(Data entries)
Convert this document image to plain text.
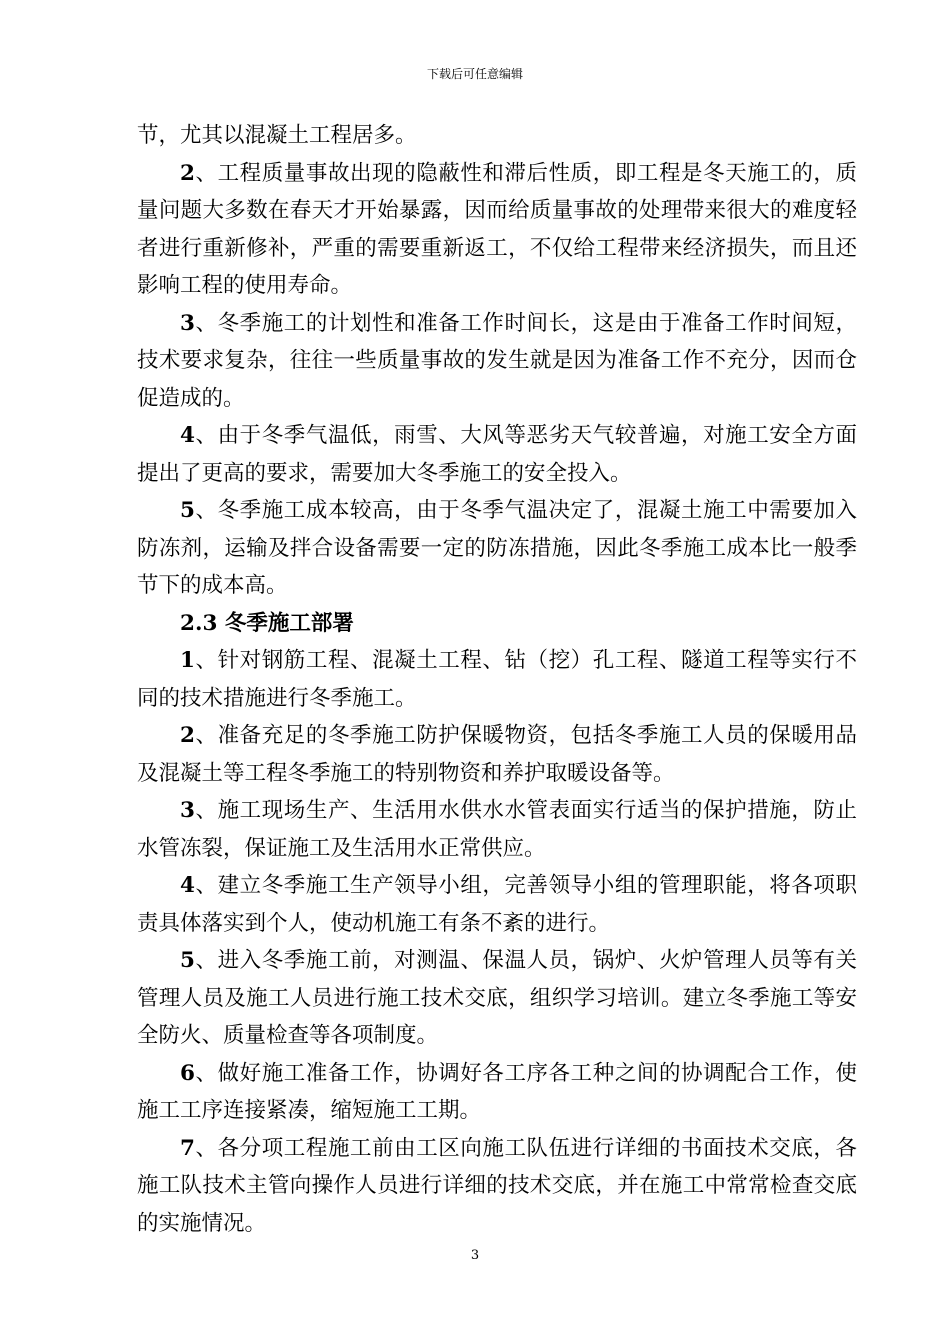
下载后可任意编辑

节，尤其以混凝土工程居多。

2、工程质量事故出现的隐蔽性和滞后性质，即工程是冬天施工的，质量问题大多数在春天才开始暴露，因而给质量事故的处理带来很大的难度轻者进行重新修补，严重的需要重新返工，不仅给工程带来经济损失，而且还影响工程的使用寿命。

3、冬季施工的计划性和准备工作时间长，这是由于准备工作时间短，技术要求复杂，往往一些质量事故的发生就是因为准备工作不充分，因而仓促造成的。

4、由于冬季气温低，雨雪、大风等恶劣天气较普遍，对施工安全方面提出了更高的要求，需要加大冬季施工的安全投入。

5、冬季施工成本较高，由于冬季气温决定了，混凝土施工中需要加入防冻剂，运输及拌合设备需要一定的防冻措施，因此冬季施工成本比一般季节下的成本高。

2.3 冬季施工部署

1、针对钢筋工程、混凝土工程、钻（挖）孔工程、隧道工程等实行不同的技术措施进行冬季施工。

2、准备充足的冬季施工防护保暖物资，包括冬季施工人员的保暖用品及混凝土等工程冬季施工的特别物资和养护取暖设备等。

3、施工现场生产、生活用水供水水管表面实行适当的保护措施，防止水管冻裂，保证施工及生活用水正常供应。

4、建立冬季施工生产领导小组，完善领导小组的管理职能，将各项职责具体落实到个人，使动机施工有条不紊的进行。

5、进入冬季施工前，对测温、保温人员，锅炉、火炉管理人员等有关管理人员及施工人员进行施工技术交底，组织学习培训。建立冬季施工等安全防火、质量检查等各项制度。

6、做好施工准备工作，协调好各工序各工种之间的协调配合工作，使施工工序连接紧凑，缩短施工工期。

7、各分项工程施工前由工区向施工队伍进行详细的书面技术交底，各施工队技术主管向操作人员进行详细的技术交底，并在施工中常常检查交底的实施情况。

3
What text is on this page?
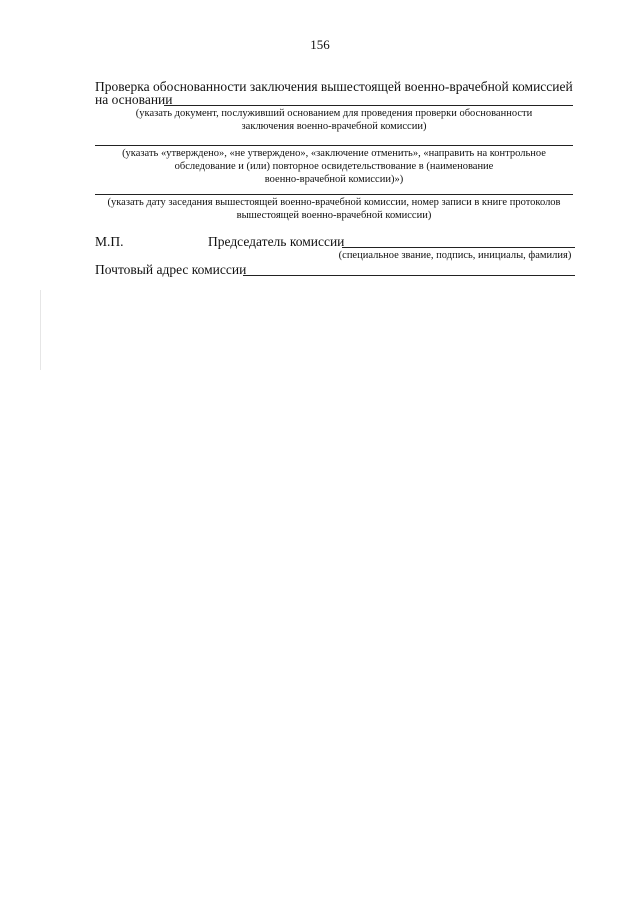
156
Проверка обоснованности заключения вышестоящей военно-врачебной комиссией
на основании
(указать документ, послуживший основанием для проведения проверки обоснованности
заключения военно-врачебной комиссии)
(указать «утверждено», «не утверждено», «заключение отменить», «направить на контрольное
обследование и (или) повторное освидетельствование в (наименование
военно-врачебной комиссии)»)
(указать дату заседания вышестоящей военно-врачебной комиссии, номер записи в книге протоколов
вышестоящей военно-врачебной комиссии)
М.П.	Председатель комиссии
(специальное звание, подпись, инициалы, фамилия)
Почтовый адрес комиссии
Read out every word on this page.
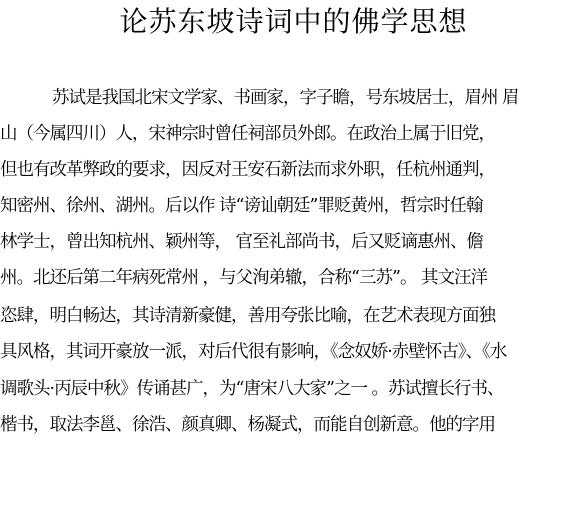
论苏东坡诗词中的佛学思想

苏试是我国北宋文学家、书画家，字子瞻，号东坡居士，眉州 眉

山（今属四川）人，宋神宗时曾任祠部员外郎。在政治上属于旧党，

但也有改革弊政的要求，因反对王安石新法而求外职，任杭州通判，

知密州、徐州、湖州。后以作 诗“谤讪朝廷”罪贬黄州，哲宗时任翰

林学士，曾出知杭州、颖州等， 官至礼部尚书，后又贬谪惠州、儋

州。北还后第二年病死常州 ，与父洵弟辙，合称“三苏”。 其文汪洋

恣肆，明白畅达，其诗清新豪健，善用夸张比喻，在艺术表现方面独

具风格，其词开豪放一派，对后代很有影响，《念奴娇·赤壁怀古》、《水

调歌头·丙辰中秋》传诵甚广，为“唐宋八大家”之一 。苏试擅长行书、

楷书，取法李邕、徐浩、颜真卿、杨凝式，而能自创新意。他的字用
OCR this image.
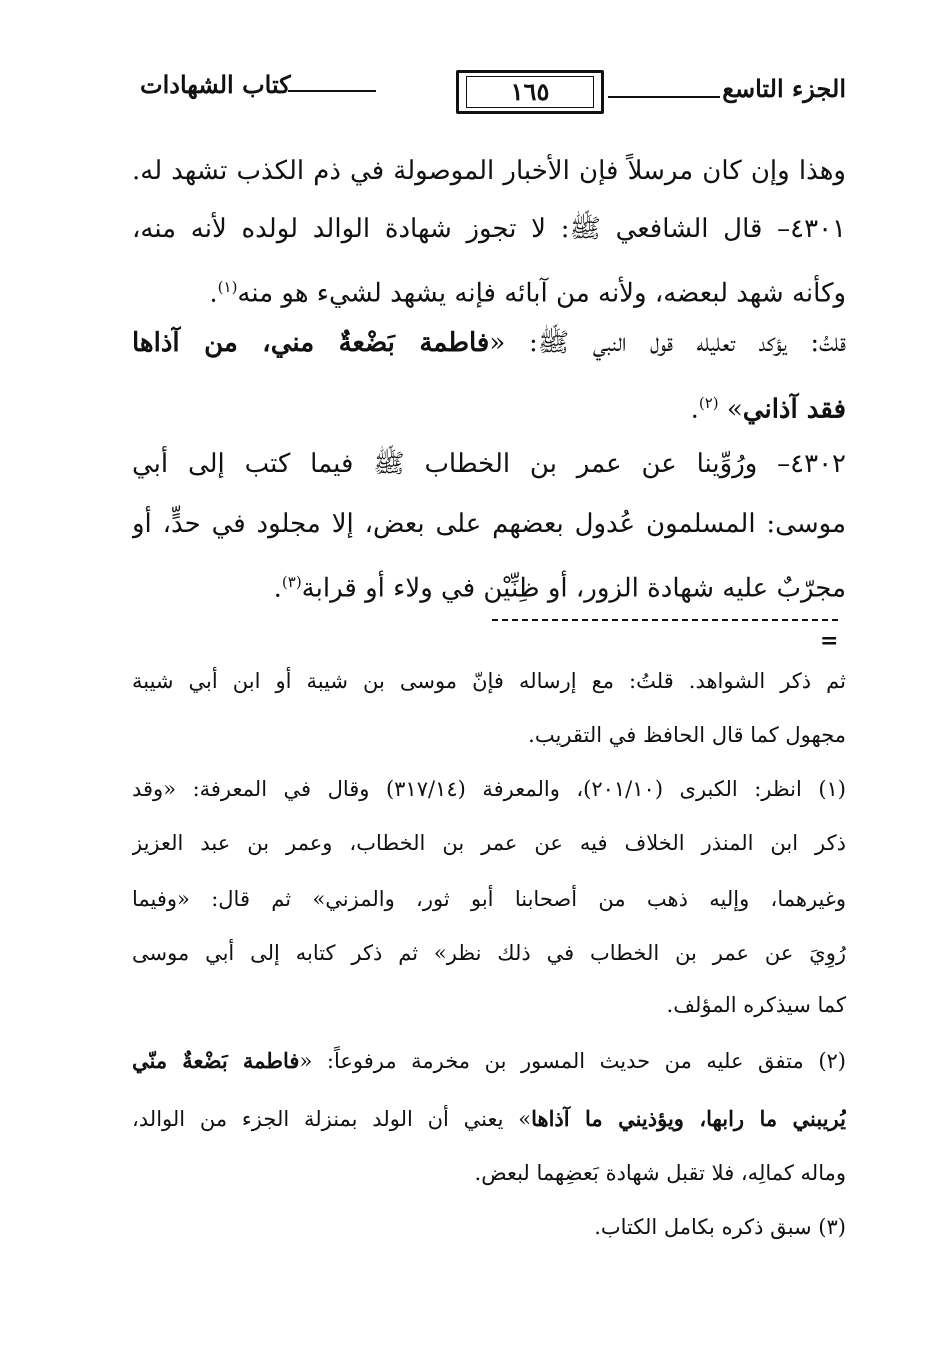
الجزء التاسع
١٦٥
كتاب الشهادات
وهذا وإن كان مرسلاً فإن الأخبار الموصولة في ذم الكذب تشهد له.
٤٣٠١– قال الشافعي ﷺ: لا تجوز شهادة الوالد لولده لأنه منه،
وكأنه شهد لبعضه، ولأنه من آبائه فإنه يشهد لشيء هو منه$^{(١)}$.
قلتُ: يؤكد تعليله قول النبي ﷺ: «فاطمة بَضْعةٌ مني، من آذاها
فقد آذاني» $^{(٢)}$.
٤٣٠٢– ورُوِّينا عن عمر بن الخطاب ﷺ فيما كتب إلى أبي
موسى: المسلمون عُدول بعضهم على بعض، إلا مجلود في حدٍّ، أو
مجرّبٌ عليه شهادة الزور، أو ظِنِّيْن في ولاء أو قرابة$^{(٣)}$.
=
ثم ذكر الشواهد. قلتُ: مع إرساله فإنّ موسى بن شيبة أو ابن أبي شيبة
مجهول كما قال الحافظ في التقريب.
(١) انظر: الكبرى (٢٠١/١٠)، والمعرفة (٣١٧/١٤) وقال في المعرفة: «وقد
ذكر ابن المنذر الخلاف فيه عن عمر بن الخطاب، وعمر بن عبد العزيز
وغيرهما، وإليه ذهب من أصحابنا أبو ثور، والمزني» ثم قال: «وفيما
رُوِيَ عن عمر بن الخطاب في ذلك نظر» ثم ذكر كتابه إلى أبي موسى
كما سيذكره المؤلف.
(٢) متفق عليه من حديث المسور بن مخرمة مرفوعاً: «فاطمة بَضْعةٌ منّي
يُريبني ما رابها، ويؤذيني ما آذاها» يعني أن الولد بمنزلة الجزء من الوالد،
وماله كمالِه، فلا تقبل شهادة بَعضِهما لبعض.
(٣) سبق ذكره بكامل الكتاب.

- _To be done_: Leave the images out and output the remaining material exactly as it stands.

- _Solution to this exercise_:
Convert this document image to plain text.
下载后可任意编辑

节，尤其以混凝土工程居多。

2、工程质量事故出现的隐蔽性和滞后性质，即工程是冬天施工的，质量问题大多数在春天才开始暴露，因而给质量事故的处理带来很大的难度轻者进行重新修补，严重的需要重新返工，不仅给工程带来经济损失，而且还影响工程的使用寿命。

3、冬季施工的计划性和准备工作时间长，这是由于准备工作时间短，技术要求复杂，往往一些质量事故的发生就是因为准备工作不充分，因而仓促造成的。

4、由于冬季气温低，雨雪、大风等恶劣天气较普遍，对施工安全方面提出了更高的要求，需要加大冬季施工的安全投入。

5、冬季施工成本较高，由于冬季气温决定了，混凝土施工中需要加入防冻剂，运输及拌合设备需要一定的防冻措施，因此冬季施工成本比一般季节下的成本高。

2.3 冬季施工部署

1、针对钢筋工程、混凝土工程、钻（挖）孔工程、隧道工程等实行不同的技术措施进行冬季施工。

2、准备充足的冬季施工防护保暖物资，包括冬季施工人员的保暖用品及混凝土等工程冬季施工的特别物资和养护取暖设备等。

3、施工现场生产、生活用水供水水管表面实行适当的保护措施，防止水管冻裂，保证施工及生活用水正常供应。

4、建立冬季施工生产领导小组，完善领导小组的管理职能，将各项职责具体落实到个人，使动机施工有条不紊的进行。

5、进入冬季施工前，对测温、保温人员，锅炉、火炉管理人员等有关管理人员及施工人员进行施工技术交底，组织学习培训。建立冬季施工等安全防火、质量检查等各项制度。

6、做好施工准备工作，协调好各工序各工种之间的协调配合工作，使施工工序连接紧凑，缩短施工工期。

7、各分项工程施工前由工区向施工队伍进行详细的书面技术交底，各施工队技术主管向操作人员进行详细的技术交底，并在施工中常常检查交底的实施情况。

3
What text is on this page?
156
Проверка обоснованности заключения вышестоящей военно-врачебной комиссией
на основании
(указать документ, послуживший основанием для проведения проверки обоснованности
заключения военно-врачебной комиссии)
(указать «утверждено», «не утверждено», «заключение отменить», «направить на контрольное
обследование и (или) повторное освидетельствование в (наименование
военно-врачебной комиссии)»)
(указать дату заседания вышестоящей военно-врачебной комиссии, номер записи в книге протоколов
вышестоящей военно-врачебной комиссии)
М.П.	Председатель комиссии
(специальное звание, подпись, инициалы, фамилия)
Почтовый адрес комиссии
Read out every word on this page.
论苏东坡诗词中的佛学思想

苏试是我国北宋文学家、书画家，字子瞻，号东坡居士，眉州 眉

山（今属四川）人，宋神宗时曾任祠部员外郎。在政治上属于旧党，

但也有改革弊政的要求，因反对王安石新法而求外职，任杭州通判，

知密州、徐州、湖州。后以作 诗“谤讪朝廷”罪贬黄州，哲宗时任翰

林学士，曾出知杭州、颖州等， 官至礼部尚书，后又贬谪惠州、儋

州。北还后第二年病死常州 ，与父洵弟辙，合称“三苏”。 其文汪洋

恣肆，明白畅达，其诗清新豪健，善用夸张比喻，在艺术表现方面独

具风格，其词开豪放一派，对后代很有影响，《念奴娇·赤壁怀古》、《水

调歌头·丙辰中秋》传诵甚广，为“唐宋八大家”之一 。苏试擅长行书、

楷书，取法李邕、徐浩、颜真卿、杨凝式，而能自创新意。他的字用
OCR this image.
الجزء التاسع
١٦٥
كتاب الشهادات
وهذا وإن كان مرسلاً فإن الأخبار الموصولة في ذم الكذب تشهد له.
٤٣٠١– قال الشافعي ﷺ: لا تجوز شهادة الوالد لولده لأنه منه،
وكأنه شهد لبعضه، ولأنه من آبائه فإنه يشهد لشيء هو منه$^{(١)}$.
قلتُ: يؤكد تعليله قول النبي ﷺ: «فاطمة بَضْعةٌ مني، من آذاها
فقد آذاني» $^{(٢)}$.
٤٣٠٢– ورُوِّينا عن عمر بن الخطاب ﷺ فيما كتب إلى أبي
موسى: المسلمون عُدول بعضهم على بعض، إلا مجلود في حدٍّ، أو
مجرّبٌ عليه شهادة الزور، أو ظِنِّيْن في ولاء أو قرابة$^{(٣)}$.
=
ثم ذكر الشواهد. قلتُ: مع إرساله فإنّ موسى بن شيبة أو ابن أبي شيبة
مجهول كما قال الحافظ في التقريب.
(١) انظر: الكبرى (٢٠١/١٠)، والمعرفة (٣١٧/١٤) وقال في المعرفة: «وقد
ذكر ابن المنذر الخلاف فيه عن عمر بن الخطاب، وعمر بن عبد العزيز
وغيرهما، وإليه ذهب من أصحابنا أبو ثور، والمزني» ثم قال: «وفيما
رُوِيَ عن عمر بن الخطاب في ذلك نظر» ثم ذكر كتابه إلى أبي موسى
كما سيذكره المؤلف.
(٢) متفق عليه من حديث المسور بن مخرمة مرفوعاً: «فاطمة بَضْعةٌ منّي
يُريبني ما رابها، ويؤذيني ما آذاها» يعني أن الولد بمنزلة الجزء من الوالد،
وماله كمالِه، فلا تقبل شهادة بَعضِهما لبعض.
(٣) سبق ذكره بكامل الكتاب.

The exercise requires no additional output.